### GIVEN REQUEST
Every line of the records below should be restated exactly.

### RECORDS FOR THIS EXERCISE
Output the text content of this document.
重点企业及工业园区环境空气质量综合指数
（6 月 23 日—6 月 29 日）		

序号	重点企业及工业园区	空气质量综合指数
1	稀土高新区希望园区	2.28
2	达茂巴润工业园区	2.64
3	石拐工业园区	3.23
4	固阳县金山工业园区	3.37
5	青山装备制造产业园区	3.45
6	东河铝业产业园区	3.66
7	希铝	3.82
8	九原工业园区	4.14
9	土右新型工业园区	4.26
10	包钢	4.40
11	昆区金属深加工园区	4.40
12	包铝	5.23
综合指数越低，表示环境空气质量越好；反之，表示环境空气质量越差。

### ANSWER TO THE TASK
Output the text content of this document.
重点企业及工业园区环境空气质量综合指数
（6 月 23 日—6 月 29 日）		

序号	重点企业及工业园区	空气质量综合指数
1	稀土高新区希望园区	2.28
2	达茂巴润工业园区	2.64
3	石拐工业园区	3.23
4	固阳县金山工业园区	3.37
5	青山装备制造产业园区	3.45
6	东河铝业产业园区	3.66
7	希铝	3.82
8	九原工业园区	4.14
9	土右新型工业园区	4.26
10	包钢	4.40
11	昆区金属深加工园区	4.40
12	包铝	5.23
综合指数越低，表示环境空气质量越好；反之，表示环境空气质量越差。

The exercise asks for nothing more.